TASK GOAL: Return all the entries exactly, keeping pictures out.
═══ INPUT DATA ═══
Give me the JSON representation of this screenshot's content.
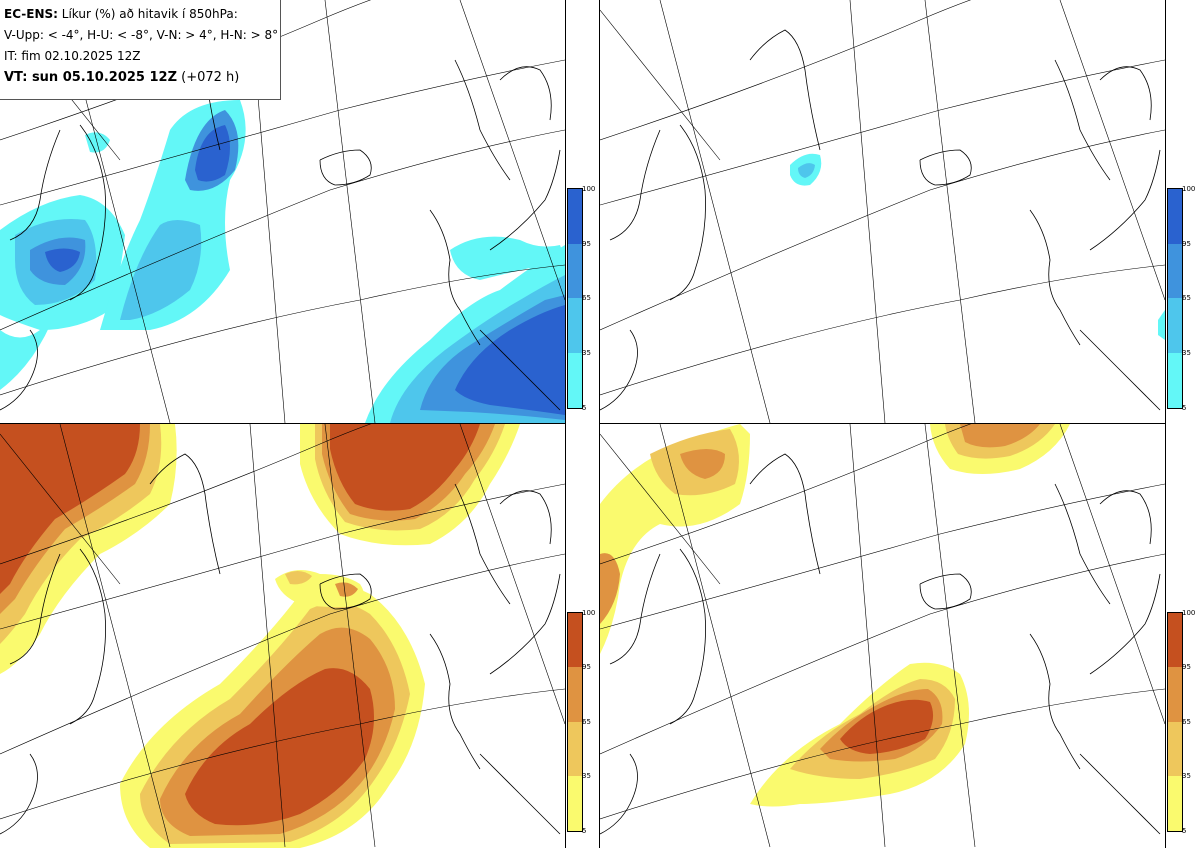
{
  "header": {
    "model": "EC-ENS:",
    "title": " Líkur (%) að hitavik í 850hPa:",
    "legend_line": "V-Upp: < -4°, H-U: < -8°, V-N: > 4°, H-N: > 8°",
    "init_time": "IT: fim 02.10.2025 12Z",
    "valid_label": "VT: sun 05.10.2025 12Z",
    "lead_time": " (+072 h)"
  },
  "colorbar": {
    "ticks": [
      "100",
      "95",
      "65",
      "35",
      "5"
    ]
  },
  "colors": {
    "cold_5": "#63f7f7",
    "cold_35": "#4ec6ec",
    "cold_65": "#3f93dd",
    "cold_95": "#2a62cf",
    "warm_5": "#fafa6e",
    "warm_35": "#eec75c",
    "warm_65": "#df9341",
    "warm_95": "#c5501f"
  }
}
═══
RESULT:
Give me the JSON representation of this screenshot's content.
{
  "header": {
    "model": "EC-ENS:",
    "title": " Líkur (%) að hitavik í 850hPa:",
    "legend_line": "V-Upp: < -4°, H-U: < -8°, V-N: > 4°, H-N: > 8°",
    "init_time": "IT: fim 02.10.2025 12Z",
    "valid_label": "VT: sun 05.10.2025 12Z",
    "lead_time": " (+072 h)"
  },
  "colorbar": {
    "ticks": [
      "100",
      "95",
      "65",
      "35",
      "5"
    ]
  },
  "colors": {
    "cold_5": "#63f7f7",
    "cold_35": "#4ec6ec",
    "cold_65": "#3f93dd",
    "cold_95": "#2a62cf",
    "warm_5": "#fafa6e",
    "warm_35": "#eec75c",
    "warm_65": "#df9341",
    "warm_95": "#c5501f"
  }
}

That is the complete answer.